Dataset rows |
++++++++

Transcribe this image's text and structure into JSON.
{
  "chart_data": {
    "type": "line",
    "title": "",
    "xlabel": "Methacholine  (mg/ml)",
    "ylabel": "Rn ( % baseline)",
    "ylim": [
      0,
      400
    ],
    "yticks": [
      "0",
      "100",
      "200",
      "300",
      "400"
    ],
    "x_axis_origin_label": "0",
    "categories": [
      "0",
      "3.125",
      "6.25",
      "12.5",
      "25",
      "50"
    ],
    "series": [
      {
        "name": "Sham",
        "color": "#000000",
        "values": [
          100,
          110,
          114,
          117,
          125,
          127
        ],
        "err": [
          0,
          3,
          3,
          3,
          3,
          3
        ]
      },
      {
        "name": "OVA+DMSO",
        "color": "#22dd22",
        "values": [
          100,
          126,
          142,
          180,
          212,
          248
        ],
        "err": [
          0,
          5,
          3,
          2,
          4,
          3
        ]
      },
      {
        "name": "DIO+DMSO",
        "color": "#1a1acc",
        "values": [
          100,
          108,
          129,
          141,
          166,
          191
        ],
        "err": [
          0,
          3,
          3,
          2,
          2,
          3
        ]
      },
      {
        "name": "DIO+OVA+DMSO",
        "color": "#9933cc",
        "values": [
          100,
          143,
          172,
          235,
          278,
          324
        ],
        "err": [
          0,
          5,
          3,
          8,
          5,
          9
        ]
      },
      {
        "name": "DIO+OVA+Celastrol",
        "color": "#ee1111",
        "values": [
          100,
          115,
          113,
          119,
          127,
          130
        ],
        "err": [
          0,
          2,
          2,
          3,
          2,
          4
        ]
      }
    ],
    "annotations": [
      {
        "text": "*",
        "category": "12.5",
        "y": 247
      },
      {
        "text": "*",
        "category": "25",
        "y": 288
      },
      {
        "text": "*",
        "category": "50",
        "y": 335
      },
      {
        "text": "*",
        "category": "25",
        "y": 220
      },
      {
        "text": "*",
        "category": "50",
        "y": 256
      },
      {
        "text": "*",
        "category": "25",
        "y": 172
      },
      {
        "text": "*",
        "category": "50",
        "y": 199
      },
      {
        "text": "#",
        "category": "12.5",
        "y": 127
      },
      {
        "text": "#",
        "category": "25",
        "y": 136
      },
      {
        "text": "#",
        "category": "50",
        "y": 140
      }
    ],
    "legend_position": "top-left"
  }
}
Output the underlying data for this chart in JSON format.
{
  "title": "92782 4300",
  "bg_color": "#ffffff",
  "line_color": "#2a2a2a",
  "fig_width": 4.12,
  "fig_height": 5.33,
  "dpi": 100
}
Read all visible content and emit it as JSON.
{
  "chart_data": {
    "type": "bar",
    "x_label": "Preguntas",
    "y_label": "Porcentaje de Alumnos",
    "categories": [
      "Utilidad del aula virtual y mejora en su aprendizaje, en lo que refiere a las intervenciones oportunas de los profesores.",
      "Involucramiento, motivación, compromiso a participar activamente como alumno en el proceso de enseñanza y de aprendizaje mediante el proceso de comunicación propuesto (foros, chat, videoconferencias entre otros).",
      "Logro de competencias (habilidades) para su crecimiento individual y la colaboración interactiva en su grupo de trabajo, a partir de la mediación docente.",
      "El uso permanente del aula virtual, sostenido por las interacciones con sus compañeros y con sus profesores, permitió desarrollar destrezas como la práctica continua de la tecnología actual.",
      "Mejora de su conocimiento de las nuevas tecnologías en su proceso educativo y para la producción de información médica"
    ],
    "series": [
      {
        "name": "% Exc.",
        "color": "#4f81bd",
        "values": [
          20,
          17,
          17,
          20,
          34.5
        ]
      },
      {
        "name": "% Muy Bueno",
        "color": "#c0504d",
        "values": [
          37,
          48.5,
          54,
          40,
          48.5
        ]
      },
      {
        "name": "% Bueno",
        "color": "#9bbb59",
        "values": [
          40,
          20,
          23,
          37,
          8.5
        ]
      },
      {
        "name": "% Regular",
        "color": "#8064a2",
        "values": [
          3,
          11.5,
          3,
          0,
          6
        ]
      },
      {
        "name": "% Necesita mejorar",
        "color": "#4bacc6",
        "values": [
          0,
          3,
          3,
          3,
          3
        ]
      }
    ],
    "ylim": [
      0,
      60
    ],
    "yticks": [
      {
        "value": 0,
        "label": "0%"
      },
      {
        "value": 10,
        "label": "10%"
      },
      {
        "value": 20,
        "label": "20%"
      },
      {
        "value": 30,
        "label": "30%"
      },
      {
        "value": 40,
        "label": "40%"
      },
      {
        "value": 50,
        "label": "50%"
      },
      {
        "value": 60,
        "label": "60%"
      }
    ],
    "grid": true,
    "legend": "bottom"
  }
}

++++++++

What to produce |
Transcribe all the entries, keeping each one exactly as it is.

Written solution |
Transcribe this image's text and structure into JSON.
{
  "chart_data": {
    "type": "line",
    "title": "",
    "xlabel": "Methacholine  (mg/ml)",
    "ylabel": "Rn ( % baseline)",
    "ylim": [
      0,
      400
    ],
    "yticks": [
      "0",
      "100",
      "200",
      "300",
      "400"
    ],
    "x_axis_origin_label": "0",
    "categories": [
      "0",
      "3.125",
      "6.25",
      "12.5",
      "25",
      "50"
    ],
    "series": [
      {
        "name": "Sham",
        "color": "#000000",
        "values": [
          100,
          110,
          114,
          117,
          125,
          127
        ],
        "err": [
          0,
          3,
          3,
          3,
          3,
          3
        ]
      },
      {
        "name": "OVA+DMSO",
        "color": "#22dd22",
        "values": [
          100,
          126,
          142,
          180,
          212,
          248
        ],
        "err": [
          0,
          5,
          3,
          2,
          4,
          3
        ]
      },
      {
        "name": "DIO+DMSO",
        "color": "#1a1acc",
        "values": [
          100,
          108,
          129,
          141,
          166,
          191
        ],
        "err": [
          0,
          3,
          3,
          2,
          2,
          3
        ]
      },
      {
        "name": "DIO+OVA+DMSO",
        "color": "#9933cc",
        "values": [
          100,
          143,
          172,
          235,
          278,
          324
        ],
        "err": [
          0,
          5,
          3,
          8,
          5,
          9
        ]
      },
      {
        "name": "DIO+OVA+Celastrol",
        "color": "#ee1111",
        "values": [
          100,
          115,
          113,
          119,
          127,
          130
        ],
        "err": [
          0,
          2,
          2,
          3,
          2,
          4
        ]
      }
    ],
    "annotations": [
      {
        "text": "*",
        "category": "12.5",
        "y": 247
      },
      {
        "text": "*",
        "category": "25",
        "y": 288
      },
      {
        "text": "*",
        "category": "50",
        "y": 335
      },
      {
        "text": "*",
        "category": "25",
        "y": 220
      },
      {
        "text": "*",
        "category": "50",
        "y": 256
      },
      {
        "text": "*",
        "category": "25",
        "y": 172
      },
      {
        "text": "*",
        "category": "50",
        "y": 199
      },
      {
        "text": "#",
        "category": "12.5",
        "y": 127
      },
      {
        "text": "#",
        "category": "25",
        "y": 136
      },
      {
        "text": "#",
        "category": "50",
        "y": 140
      }
    ],
    "legend_position": "top-left"
  }
}
Output the underlying data for this chart in JSON format.
{
  "title": "92782 4300",
  "bg_color": "#ffffff",
  "line_color": "#2a2a2a",
  "fig_width": 4.12,
  "fig_height": 5.33,
  "dpi": 100
}
Read all visible content and emit it as JSON.
{
  "chart_data": {
    "type": "bar",
    "x_label": "Preguntas",
    "y_label": "Porcentaje de Alumnos",
    "categories": [
      "Utilidad del aula virtual y mejora en su aprendizaje, en lo que refiere a las intervenciones oportunas de los profesores.",
      "Involucramiento, motivación, compromiso a participar activamente como alumno en el proceso de enseñanza y de aprendizaje mediante el proceso de comunicación propuesto (foros, chat, videoconferencias entre otros).",
      "Logro de competencias (habilidades) para su crecimiento individual y la colaboración interactiva en su grupo de trabajo, a partir de la mediación docente.",
      "El uso permanente del aula virtual, sostenido por las interacciones con sus compañeros y con sus profesores, permitió desarrollar destrezas como la práctica continua de la tecnología actual.",
      "Mejora de su conocimiento de las nuevas tecnologías en su proceso educativo y para la producción de información médica"
    ],
    "series": [
      {
        "name": "% Exc.",
        "color": "#4f81bd",
        "values": [
          20,
          17,
          17,
          20,
          34.5
        ]
      },
      {
        "name": "% Muy Bueno",
        "color": "#c0504d",
        "values": [
          37,
          48.5,
          54,
          40,
          48.5
        ]
      },
      {
        "name": "% Bueno",
        "color": "#9bbb59",
        "values": [
          40,
          20,
          23,
          37,
          8.5
        ]
      },
      {
        "name": "% Regular",
        "color": "#8064a2",
        "values": [
          3,
          11.5,
          3,
          0,
          6
        ]
      },
      {
        "name": "% Necesita mejorar",
        "color": "#4bacc6",
        "values": [
          0,
          3,
          3,
          3,
          3
        ]
      }
    ],
    "ylim": [
      0,
      60
    ],
    "yticks": [
      {
        "value": 0,
        "label": "0%"
      },
      {
        "value": 10,
        "label": "10%"
      },
      {
        "value": 20,
        "label": "20%"
      },
      {
        "value": 30,
        "label": "30%"
      },
      {
        "value": 40,
        "label": "40%"
      },
      {
        "value": 50,
        "label": "50%"
      },
      {
        "value": 60,
        "label": "60%"
      }
    ],
    "grid": true,
    "legend": "bottom"
  }
}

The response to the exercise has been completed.